(TASK GOAL) Omit the pictures, then reproduce every remaining record exactly.

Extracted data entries
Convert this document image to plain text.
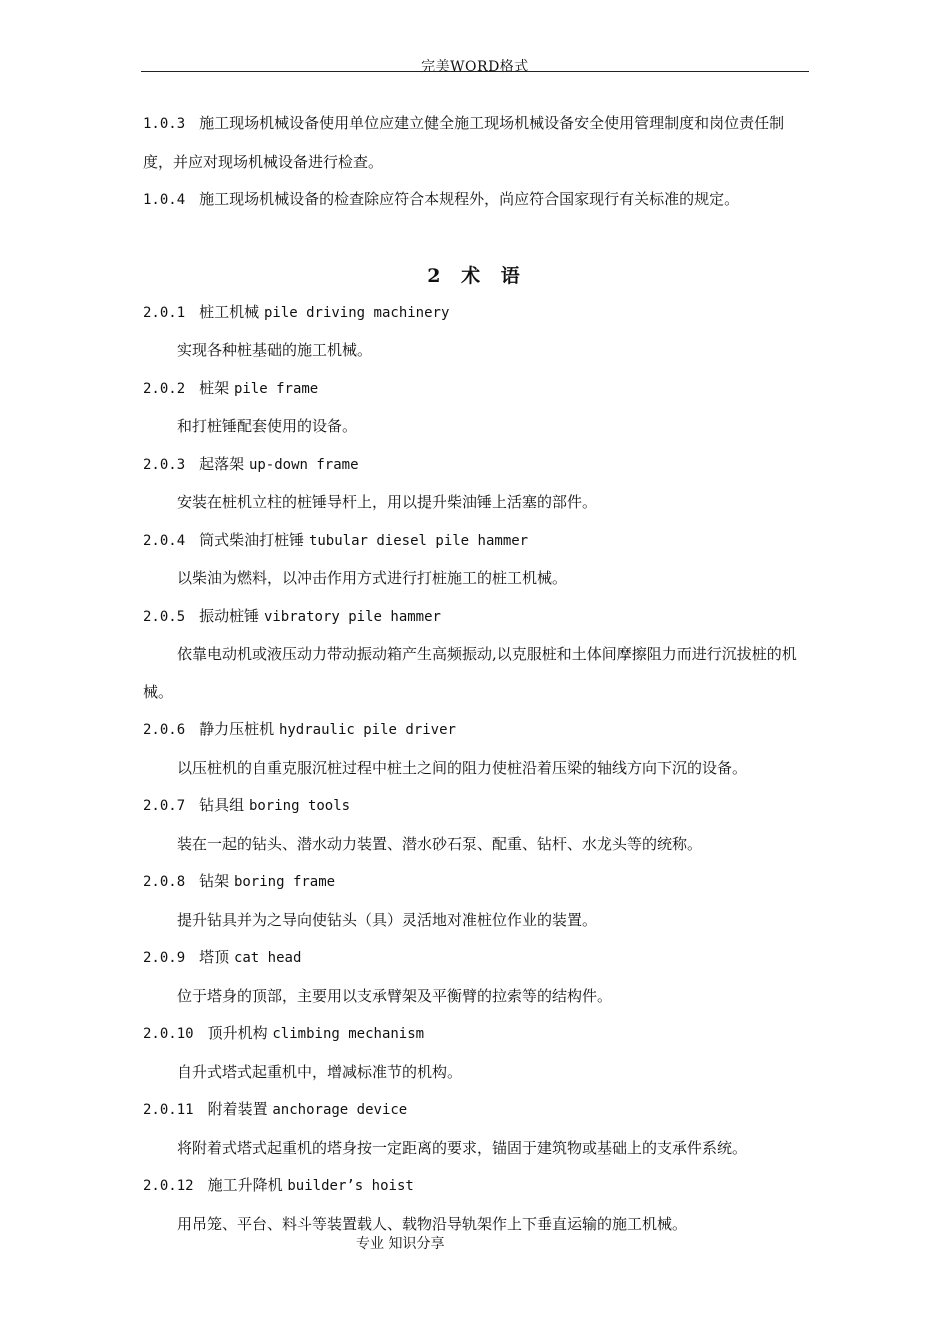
完美WORD格式

1.0.3 施工现场机械设备使用单位应建立健全施工现场机械设备安全使用管理制度和岗位责任制度，并应对现场机械设备进行检查。

1.0.4 施工现场机械设备的检查除应符合本规程外，尚应符合国家现行有关标准的规定。

2 术 语

2.0.1 桩工机械 pile driving machinery

实现各种桩基础的施工机械。

2.0.2 桩架 pile frame

和打桩锤配套使用的设备。

2.0.3 起落架 up-down frame

安装在桩机立柱的桩锤导杆上，用以提升柴油锤上活塞的部件。

2.0.4 筒式柴油打桩锤 tubular diesel pile hammer

以柴油为燃料，以冲击作用方式进行打桩施工的桩工机械。

2.0.5 振动桩锤 vibratory pile hammer

依靠电动机或液压动力带动振动箱产生高频振动,以克服桩和土体间摩擦阻力而进行沉拔桩的机械。

2.0.6 静力压桩机 hydraulic pile driver

以压桩机的自重克服沉桩过程中桩土之间的阻力使桩沿着压梁的轴线方向下沉的设备。

2.0.7 钻具组 boring tools

装在一起的钻头、潜水动力装置、潜水砂石泵、配重、钻杆、水龙头等的统称。

2.0.8 钻架 boring frame

提升钻具并为之导向使钻头（具）灵活地对准桩位作业的装置。

2.0.9 塔顶 cat head

位于塔身的顶部，主要用以支承臂架及平衡臂的拉索等的结构件。

2.0.10 顶升机构 climbing mechanism

自升式塔式起重机中，增减标准节的机构。

2.0.11 附着装置 anchorage device

将附着式塔式起重机的塔身按一定距离的要求，锚固于建筑物或基础上的支承件系统。

2.0.12 施工升降机 builder’s hoist

用吊笼、平台、料斗等装置载人、载物沿导轨架作上下垂直运输的施工机械。

专业 知识分享
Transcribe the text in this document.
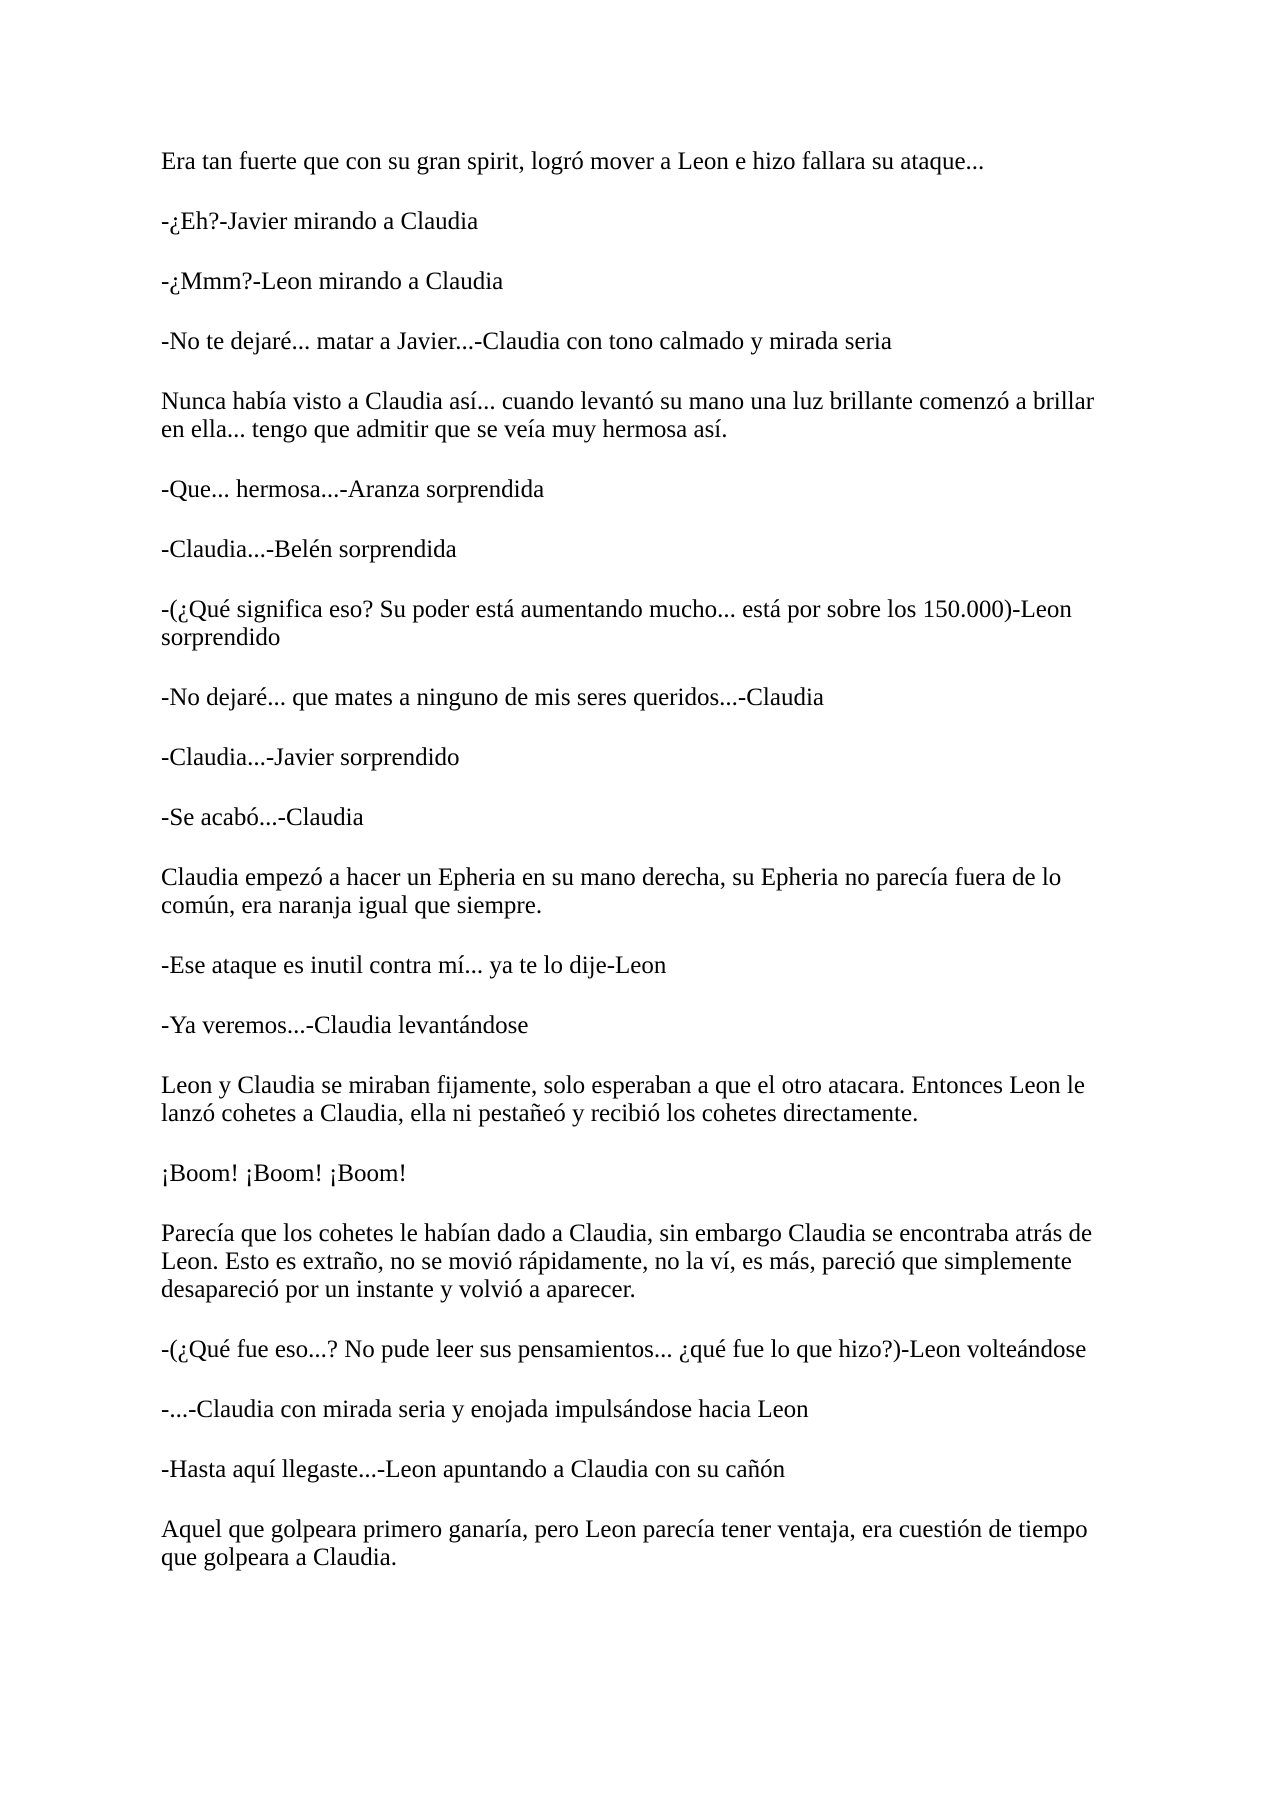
Era tan fuerte que con su gran spirit, logró mover a Leon e hizo fallara su ataque...

-¿Eh?-Javier mirando a Claudia

-¿Mmm?-Leon mirando a Claudia

-No te dejaré... matar a Javier...-Claudia con tono calmado y mirada seria

Nunca había visto a Claudia así... cuando levantó su mano una luz brillante comenzó a brillar en ella... tengo que admitir que se veía muy hermosa así.

-Que... hermosa...-Aranza sorprendida

-Claudia...-Belén sorprendida

-(¿Qué significa eso? Su poder está aumentando mucho... está por sobre los 150.000)-Leon sorprendido

-No dejaré... que mates a ninguno de mis seres queridos...-Claudia

-Claudia...-Javier sorprendido

-Se acabó...-Claudia

Claudia empezó a hacer un Epheria en su mano derecha, su Epheria no parecía fuera de lo común, era naranja igual que siempre.

-Ese ataque es inutil contra mí... ya te lo dije-Leon

-Ya veremos...-Claudia levantándose

Leon y Claudia se miraban fijamente, solo esperaban a que el otro atacara. Entonces Leon le lanzó cohetes a Claudia, ella ni pestañeó y recibió los cohetes directamente.

¡Boom! ¡Boom! ¡Boom!

Parecía que los cohetes le habían dado a Claudia, sin embargo Claudia se encontraba atrás de Leon. Esto es extraño, no se movió rápidamente, no la ví, es más, pareció que simplemente desapareció por un instante y volvió a aparecer.

-(¿Qué fue eso...? No pude leer sus pensamientos... ¿qué fue lo que hizo?)-Leon volteándose

-...-Claudia con mirada seria y enojada impulsándose hacia Leon

-Hasta aquí llegaste...-Leon apuntando a Claudia con su cañón

Aquel que golpeara primero ganaría, pero Leon parecía tener ventaja, era cuestión de tiempo que golpeara a Claudia.
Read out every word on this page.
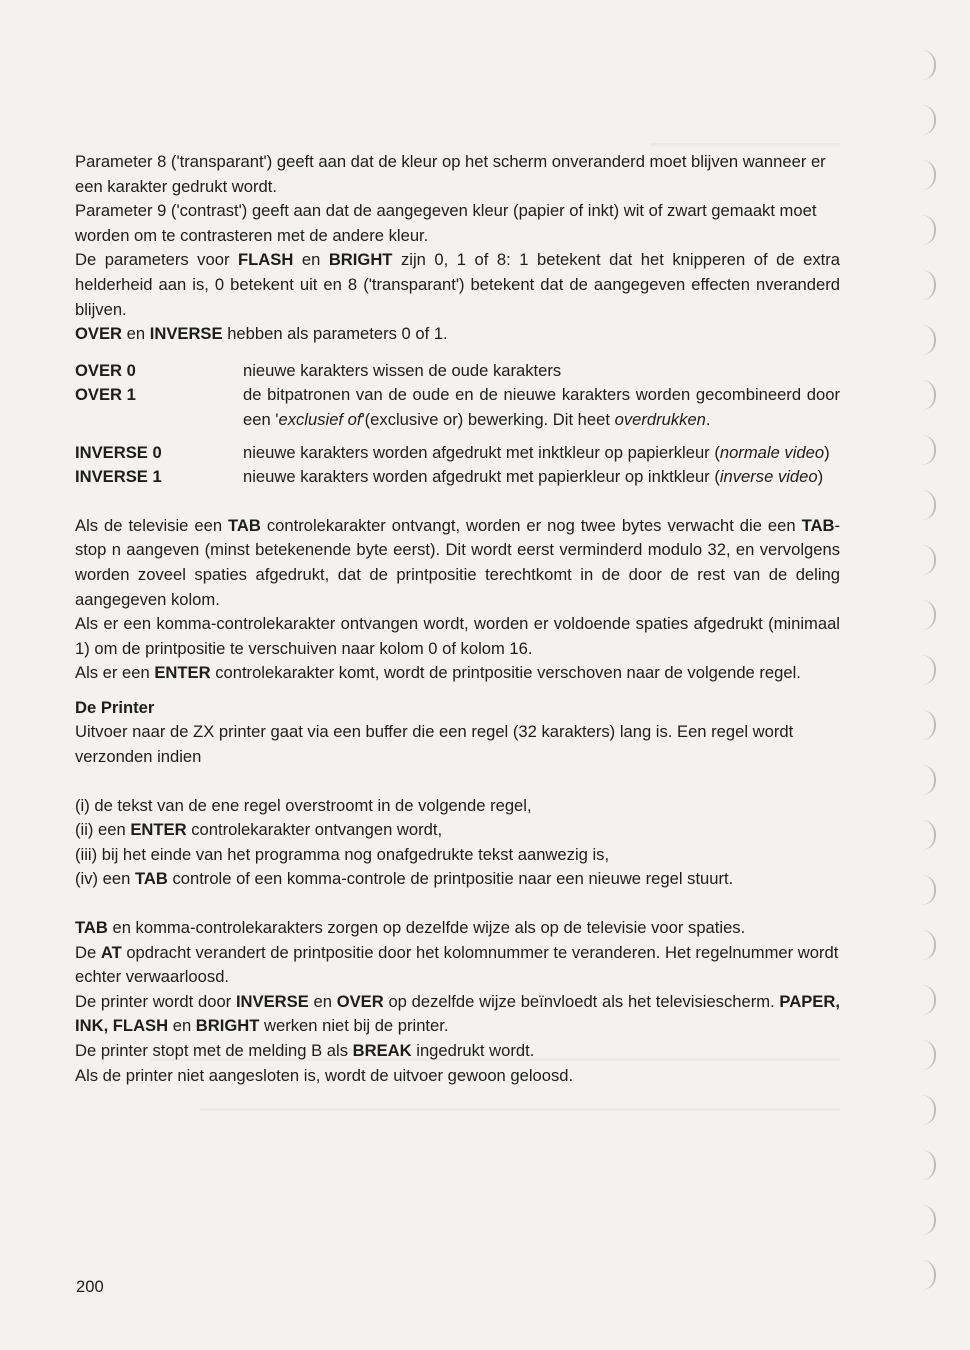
Parameter 8 ('transparant') geeft aan dat de kleur op het scherm onveranderd moet blijven wanneer er een karakter gedrukt wordt.

Parameter 9 ('contrast') geeft aan dat de aangegeven kleur (papier of inkt) wit of zwart gemaakt moet worden om te contrasteren met de andere kleur.

De parameters voor FLASH en BRIGHT zijn 0, 1 of 8: 1 betekent dat het knipperen of de extra helderheid aan is, 0 betekent uit en 8 ('transparant') betekent dat de aangegeven effecten nveranderd blijven.

OVER en INVERSE hebben als parameters 0 of 1.

OVER 0	nieuwe karakters wissen de oude karakters
OVER 1	de bitpatronen van de oude en de nieuwe karakters worden gecombineerd door een 'exclusief of'(exclusive or) bewerking. Dit heet overdrukken.
INVERSE 0	nieuwe karakters worden afgedrukt met inktkleur op papierkleur (normale video)
INVERSE 1	nieuwe karakters worden afgedrukt met papierkleur op inktkleur (inverse video)

Als de televisie een TAB controlekarakter ontvangt, worden er nog twee bytes verwacht die een TAB-stop n aangeven (minst betekenende byte eerst). Dit wordt eerst verminderd modulo 32, en vervolgens worden zoveel spaties afgedrukt, dat de printpositie terechtkomt in de door de rest van de deling aangegeven kolom.

Als er een komma-controlekarakter ontvangen wordt, worden er voldoende spaties afgedrukt (minimaal 1) om de printpositie te verschuiven naar kolom 0 of kolom 16.

Als er een ENTER controlekarakter komt, wordt de printpositie verschoven naar de volgende regel.

De Printer

Uitvoer naar de ZX printer gaat via een buffer die een regel (32 karakters) lang is. Een regel wordt verzonden indien

(i) de tekst van de ene regel overstroomt in de volgende regel,

(ii) een ENTER controlekarakter ontvangen wordt,

(iii) bij het einde van het programma nog onafgedrukte tekst aanwezig is,

(iv) een TAB controle of een komma-controle de printpositie naar een nieuwe regel stuurt.

TAB en komma-controlekarakters zorgen op dezelfde wijze als op de televisie voor spaties.

De AT opdracht verandert de printpositie door het kolomnummer te veranderen. Het regelnummer wordt echter verwaarloosd.

De printer wordt door INVERSE en OVER op dezelfde wijze beïnvloedt als het televisiescherm. PAPER, INK, FLASH en BRIGHT werken niet bij de printer.

De printer stopt met de melding B als BREAK ingedrukt wordt.

Als de printer niet aangesloten is, wordt de uitvoer gewoon geloosd.

200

(TASK RESULT)
Convert this document image to plain text.
完美WORD格式

1.0.3 施工现场机械设备使用单位应建立健全施工现场机械设备安全使用管理制度和岗位责任制度，并应对现场机械设备进行检查。

1.0.4 施工现场机械设备的检查除应符合本规程外，尚应符合国家现行有关标准的规定。

2 术 语

2.0.1 桩工机械 pile driving machinery

实现各种桩基础的施工机械。

2.0.2 桩架 pile frame

和打桩锤配套使用的设备。

2.0.3 起落架 up-down frame

安装在桩机立柱的桩锤导杆上，用以提升柴油锤上活塞的部件。

2.0.4 筒式柴油打桩锤 tubular diesel pile hammer

以柴油为燃料，以冲击作用方式进行打桩施工的桩工机械。

2.0.5 振动桩锤 vibratory pile hammer

依靠电动机或液压动力带动振动箱产生高频振动,以克服桩和土体间摩擦阻力而进行沉拔桩的机械。

2.0.6 静力压桩机 hydraulic pile driver

以压桩机的自重克服沉桩过程中桩土之间的阻力使桩沿着压梁的轴线方向下沉的设备。

2.0.7 钻具组 boring tools

装在一起的钻头、潜水动力装置、潜水砂石泵、配重、钻杆、水龙头等的统称。

2.0.8 钻架 boring frame

提升钻具并为之导向使钻头（具）灵活地对准桩位作业的装置。

2.0.9 塔顶 cat head

位于塔身的顶部，主要用以支承臂架及平衡臂的拉索等的结构件。

2.0.10 顶升机构 climbing mechanism

自升式塔式起重机中，增减标准节的机构。

2.0.11 附着装置 anchorage device

将附着式塔式起重机的塔身按一定距离的要求，锚固于建筑物或基础上的支承件系统。

2.0.12 施工升降机 builder’s hoist

用吊笼、平台、料斗等装置载人、载物沿导轨架作上下垂直运输的施工机械。

专业 知识分享
Transcribe the text in this document.
Era tan fuerte que con su gran spirit, logró mover a Leon e hizo fallara su ataque...

-¿Eh?-Javier mirando a Claudia

-¿Mmm?-Leon mirando a Claudia

-No te dejaré... matar a Javier...-Claudia con tono calmado y mirada seria

Nunca había visto a Claudia así... cuando levantó su mano una luz brillante comenzó a brillar en ella... tengo que admitir que se veía muy hermosa así.

-Que... hermosa...-Aranza sorprendida

-Claudia...-Belén sorprendida

-(¿Qué significa eso? Su poder está aumentando mucho... está por sobre los 150.000)-Leon sorprendido

-No dejaré... que mates a ninguno de mis seres queridos...-Claudia

-Claudia...-Javier sorprendido

-Se acabó...-Claudia

Claudia empezó a hacer un Epheria en su mano derecha, su Epheria no parecía fuera de lo común, era naranja igual que siempre.

-Ese ataque es inutil contra mí... ya te lo dije-Leon

-Ya veremos...-Claudia levantándose

Leon y Claudia se miraban fijamente, solo esperaban a que el otro atacara. Entonces Leon le lanzó cohetes a Claudia, ella ni pestañeó y recibió los cohetes directamente.

¡Boom! ¡Boom! ¡Boom!

Parecía que los cohetes le habían dado a Claudia, sin embargo Claudia se encontraba atrás de Leon. Esto es extraño, no se movió rápidamente, no la ví, es más, pareció que simplemente desapareció por un instante y volvió a aparecer.

-(¿Qué fue eso...? No pude leer sus pensamientos... ¿qué fue lo que hizo?)-Leon volteándose

-...-Claudia con mirada seria y enojada impulsándose hacia Leon

-Hasta aquí llegaste...-Leon apuntando a Claudia con su cañón

Aquel que golpeara primero ganaría, pero Leon parecía tener ventaja, era cuestión de tiempo que golpeara a Claudia.
Read out every word on this page.
Parameter 8 ('transparant') geeft aan dat de kleur op het scherm onveranderd moet blijven wanneer er een karakter gedrukt wordt.

Parameter 9 ('contrast') geeft aan dat de aangegeven kleur (papier of inkt) wit of zwart gemaakt moet worden om te contrasteren met de andere kleur.

De parameters voor FLASH en BRIGHT zijn 0, 1 of 8: 1 betekent dat het knipperen of de extra helderheid aan is, 0 betekent uit en 8 ('transparant') betekent dat de aangegeven effecten nveranderd blijven.

OVER en INVERSE hebben als parameters 0 of 1.

OVER 0	nieuwe karakters wissen de oude karakters
OVER 1	de bitpatronen van de oude en de nieuwe karakters worden gecombineerd door een 'exclusief of'(exclusive or) bewerking. Dit heet overdrukken.
INVERSE 0	nieuwe karakters worden afgedrukt met inktkleur op papierkleur (normale video)
INVERSE 1	nieuwe karakters worden afgedrukt met papierkleur op inktkleur (inverse video)

Als de televisie een TAB controlekarakter ontvangt, worden er nog twee bytes verwacht die een TAB-stop n aangeven (minst betekenende byte eerst). Dit wordt eerst verminderd modulo 32, en vervolgens worden zoveel spaties afgedrukt, dat de printpositie terechtkomt in de door de rest van de deling aangegeven kolom.

Als er een komma-controlekarakter ontvangen wordt, worden er voldoende spaties afgedrukt (minimaal 1) om de printpositie te verschuiven naar kolom 0 of kolom 16.

Als er een ENTER controlekarakter komt, wordt de printpositie verschoven naar de volgende regel.

De Printer

Uitvoer naar de ZX printer gaat via een buffer die een regel (32 karakters) lang is. Een regel wordt verzonden indien

(i) de tekst van de ene regel overstroomt in de volgende regel,

(ii) een ENTER controlekarakter ontvangen wordt,

(iii) bij het einde van het programma nog onafgedrukte tekst aanwezig is,

(iv) een TAB controle of een komma-controle de printpositie naar een nieuwe regel stuurt.

TAB en komma-controlekarakters zorgen op dezelfde wijze als op de televisie voor spaties.

De AT opdracht verandert de printpositie door het kolomnummer te veranderen. Het regelnummer wordt echter verwaarloosd.

De printer wordt door INVERSE en OVER op dezelfde wijze beïnvloedt als het televisiescherm. PAPER, INK, FLASH en BRIGHT werken niet bij de printer.

De printer stopt met de melding B als BREAK ingedrukt wordt.

Als de printer niet aangesloten is, wordt de uitvoer gewoon geloosd.

200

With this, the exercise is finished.